Search the material for the word "button" and report each line where it turns up.

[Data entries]
● ● ● ●

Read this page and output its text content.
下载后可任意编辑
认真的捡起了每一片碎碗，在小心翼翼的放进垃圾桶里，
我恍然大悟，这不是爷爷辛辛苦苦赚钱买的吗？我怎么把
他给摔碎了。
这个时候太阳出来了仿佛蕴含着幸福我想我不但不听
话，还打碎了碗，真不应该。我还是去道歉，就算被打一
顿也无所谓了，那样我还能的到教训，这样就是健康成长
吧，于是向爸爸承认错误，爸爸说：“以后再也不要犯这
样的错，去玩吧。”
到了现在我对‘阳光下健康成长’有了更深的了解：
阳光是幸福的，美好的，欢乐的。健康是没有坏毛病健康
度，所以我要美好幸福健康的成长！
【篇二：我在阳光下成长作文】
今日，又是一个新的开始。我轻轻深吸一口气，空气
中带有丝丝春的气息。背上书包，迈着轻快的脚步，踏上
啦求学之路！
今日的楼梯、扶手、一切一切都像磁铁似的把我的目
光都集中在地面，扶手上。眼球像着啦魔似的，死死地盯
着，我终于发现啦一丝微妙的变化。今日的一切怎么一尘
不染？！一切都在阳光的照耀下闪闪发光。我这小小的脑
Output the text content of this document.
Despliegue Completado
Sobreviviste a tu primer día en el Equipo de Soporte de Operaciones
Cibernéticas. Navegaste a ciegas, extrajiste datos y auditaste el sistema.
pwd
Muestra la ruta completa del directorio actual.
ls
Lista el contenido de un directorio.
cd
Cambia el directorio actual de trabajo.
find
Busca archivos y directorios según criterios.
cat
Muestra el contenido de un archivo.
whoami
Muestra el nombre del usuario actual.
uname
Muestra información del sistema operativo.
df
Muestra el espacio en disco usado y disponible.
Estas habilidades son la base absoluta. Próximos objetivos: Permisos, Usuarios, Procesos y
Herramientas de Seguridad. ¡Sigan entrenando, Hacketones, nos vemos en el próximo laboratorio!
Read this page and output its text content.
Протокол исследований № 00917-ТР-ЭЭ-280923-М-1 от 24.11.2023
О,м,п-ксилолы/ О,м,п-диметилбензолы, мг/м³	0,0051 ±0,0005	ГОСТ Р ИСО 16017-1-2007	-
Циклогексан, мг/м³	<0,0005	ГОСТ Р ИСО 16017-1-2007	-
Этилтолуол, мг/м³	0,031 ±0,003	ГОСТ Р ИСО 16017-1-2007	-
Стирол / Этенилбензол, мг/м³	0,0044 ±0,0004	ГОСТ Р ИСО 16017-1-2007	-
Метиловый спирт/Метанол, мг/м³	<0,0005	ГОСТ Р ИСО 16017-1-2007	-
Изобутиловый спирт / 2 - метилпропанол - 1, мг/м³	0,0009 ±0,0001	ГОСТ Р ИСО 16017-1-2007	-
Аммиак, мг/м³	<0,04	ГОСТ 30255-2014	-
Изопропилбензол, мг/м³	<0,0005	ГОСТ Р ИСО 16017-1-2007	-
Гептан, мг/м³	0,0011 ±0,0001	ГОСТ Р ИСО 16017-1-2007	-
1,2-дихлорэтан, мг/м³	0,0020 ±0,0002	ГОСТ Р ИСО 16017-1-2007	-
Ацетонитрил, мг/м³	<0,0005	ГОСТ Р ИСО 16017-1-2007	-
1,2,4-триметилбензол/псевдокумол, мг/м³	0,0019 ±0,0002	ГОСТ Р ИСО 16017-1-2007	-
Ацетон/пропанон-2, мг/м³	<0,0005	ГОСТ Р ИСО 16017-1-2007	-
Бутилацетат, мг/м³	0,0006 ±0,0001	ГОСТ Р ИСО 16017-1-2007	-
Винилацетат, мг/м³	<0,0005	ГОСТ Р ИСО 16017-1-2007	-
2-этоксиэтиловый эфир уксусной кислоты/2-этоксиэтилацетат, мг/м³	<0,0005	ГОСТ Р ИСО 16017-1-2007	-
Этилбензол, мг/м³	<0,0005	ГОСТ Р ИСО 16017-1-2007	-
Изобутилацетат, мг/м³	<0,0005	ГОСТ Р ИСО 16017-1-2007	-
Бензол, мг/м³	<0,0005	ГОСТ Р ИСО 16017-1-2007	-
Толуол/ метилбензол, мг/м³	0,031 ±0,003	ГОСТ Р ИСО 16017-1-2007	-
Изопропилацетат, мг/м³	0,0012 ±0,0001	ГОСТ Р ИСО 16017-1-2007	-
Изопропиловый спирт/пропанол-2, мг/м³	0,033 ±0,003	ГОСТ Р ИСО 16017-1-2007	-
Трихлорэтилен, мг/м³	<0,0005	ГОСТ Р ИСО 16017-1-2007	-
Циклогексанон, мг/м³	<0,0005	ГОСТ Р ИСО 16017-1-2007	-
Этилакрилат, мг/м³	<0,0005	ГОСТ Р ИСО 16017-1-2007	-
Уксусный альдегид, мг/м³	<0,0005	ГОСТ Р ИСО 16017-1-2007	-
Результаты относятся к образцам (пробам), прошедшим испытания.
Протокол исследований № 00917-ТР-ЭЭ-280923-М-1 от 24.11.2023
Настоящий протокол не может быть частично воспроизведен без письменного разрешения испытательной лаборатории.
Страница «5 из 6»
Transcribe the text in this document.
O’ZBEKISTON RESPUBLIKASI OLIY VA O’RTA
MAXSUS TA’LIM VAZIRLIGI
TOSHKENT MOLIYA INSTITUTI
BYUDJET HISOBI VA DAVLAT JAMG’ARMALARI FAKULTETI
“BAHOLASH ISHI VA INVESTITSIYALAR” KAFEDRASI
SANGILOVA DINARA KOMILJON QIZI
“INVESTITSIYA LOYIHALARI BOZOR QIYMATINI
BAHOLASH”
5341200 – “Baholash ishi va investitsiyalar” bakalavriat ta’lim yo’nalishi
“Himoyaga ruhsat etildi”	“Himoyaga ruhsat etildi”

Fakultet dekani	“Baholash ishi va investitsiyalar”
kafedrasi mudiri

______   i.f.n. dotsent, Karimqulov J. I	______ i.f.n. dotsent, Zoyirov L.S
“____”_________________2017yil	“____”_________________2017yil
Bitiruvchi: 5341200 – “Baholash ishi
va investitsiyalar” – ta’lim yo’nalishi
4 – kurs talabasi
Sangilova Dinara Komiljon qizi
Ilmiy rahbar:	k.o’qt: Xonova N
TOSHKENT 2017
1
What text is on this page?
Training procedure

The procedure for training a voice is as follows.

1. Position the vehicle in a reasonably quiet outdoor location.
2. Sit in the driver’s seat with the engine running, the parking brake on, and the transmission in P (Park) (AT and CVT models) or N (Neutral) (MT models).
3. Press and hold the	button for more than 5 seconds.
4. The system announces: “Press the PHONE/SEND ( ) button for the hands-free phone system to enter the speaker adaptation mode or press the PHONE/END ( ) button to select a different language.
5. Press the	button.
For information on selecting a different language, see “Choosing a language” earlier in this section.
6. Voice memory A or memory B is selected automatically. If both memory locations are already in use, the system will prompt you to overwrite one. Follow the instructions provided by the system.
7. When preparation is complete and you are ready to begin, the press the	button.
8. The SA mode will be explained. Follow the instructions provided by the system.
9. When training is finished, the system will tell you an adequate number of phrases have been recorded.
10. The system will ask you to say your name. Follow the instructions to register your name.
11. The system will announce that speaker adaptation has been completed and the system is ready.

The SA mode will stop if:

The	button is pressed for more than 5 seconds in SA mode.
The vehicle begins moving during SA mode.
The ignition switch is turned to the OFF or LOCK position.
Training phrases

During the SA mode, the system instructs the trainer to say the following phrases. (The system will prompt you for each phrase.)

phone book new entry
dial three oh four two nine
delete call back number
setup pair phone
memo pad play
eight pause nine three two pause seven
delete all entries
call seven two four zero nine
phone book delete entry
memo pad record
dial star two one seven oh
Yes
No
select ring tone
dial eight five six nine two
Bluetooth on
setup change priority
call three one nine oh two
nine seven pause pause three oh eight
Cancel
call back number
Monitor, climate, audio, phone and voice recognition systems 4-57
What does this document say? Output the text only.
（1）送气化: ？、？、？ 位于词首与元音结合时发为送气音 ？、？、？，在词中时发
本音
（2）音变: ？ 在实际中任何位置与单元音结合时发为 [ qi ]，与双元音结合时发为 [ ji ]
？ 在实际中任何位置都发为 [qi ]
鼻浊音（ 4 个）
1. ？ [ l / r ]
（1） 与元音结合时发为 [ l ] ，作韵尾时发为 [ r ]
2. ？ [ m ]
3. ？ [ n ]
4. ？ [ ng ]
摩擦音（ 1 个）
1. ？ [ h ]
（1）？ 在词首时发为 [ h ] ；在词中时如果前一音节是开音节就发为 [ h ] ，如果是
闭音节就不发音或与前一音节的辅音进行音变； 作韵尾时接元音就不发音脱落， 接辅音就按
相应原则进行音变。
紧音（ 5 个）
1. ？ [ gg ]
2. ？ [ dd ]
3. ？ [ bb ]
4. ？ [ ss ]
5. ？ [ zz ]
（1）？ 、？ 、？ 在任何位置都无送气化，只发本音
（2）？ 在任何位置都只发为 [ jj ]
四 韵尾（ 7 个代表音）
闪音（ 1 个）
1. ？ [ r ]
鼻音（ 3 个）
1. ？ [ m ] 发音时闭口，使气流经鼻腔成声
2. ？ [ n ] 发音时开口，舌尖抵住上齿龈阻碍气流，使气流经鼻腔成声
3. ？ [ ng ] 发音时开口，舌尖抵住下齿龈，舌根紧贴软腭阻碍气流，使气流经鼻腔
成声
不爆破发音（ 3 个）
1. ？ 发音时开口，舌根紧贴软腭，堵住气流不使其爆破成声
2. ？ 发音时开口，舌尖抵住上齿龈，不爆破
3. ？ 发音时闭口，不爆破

● ● ● ●

▶ **Exercise response**
3. Press and hold the	button for more than 5 seconds.
4. The system announces: “Press the PHONE/SEND ( ) button for the hands-free phone system to enter the speaker adaptation mode or press the PHONE/END ( ) button to select a different language.
5. Press the	button.
7. When preparation is complete and you are ready to begin, the press the	button.
The	button is pressed for more than 5 seconds in SA mode.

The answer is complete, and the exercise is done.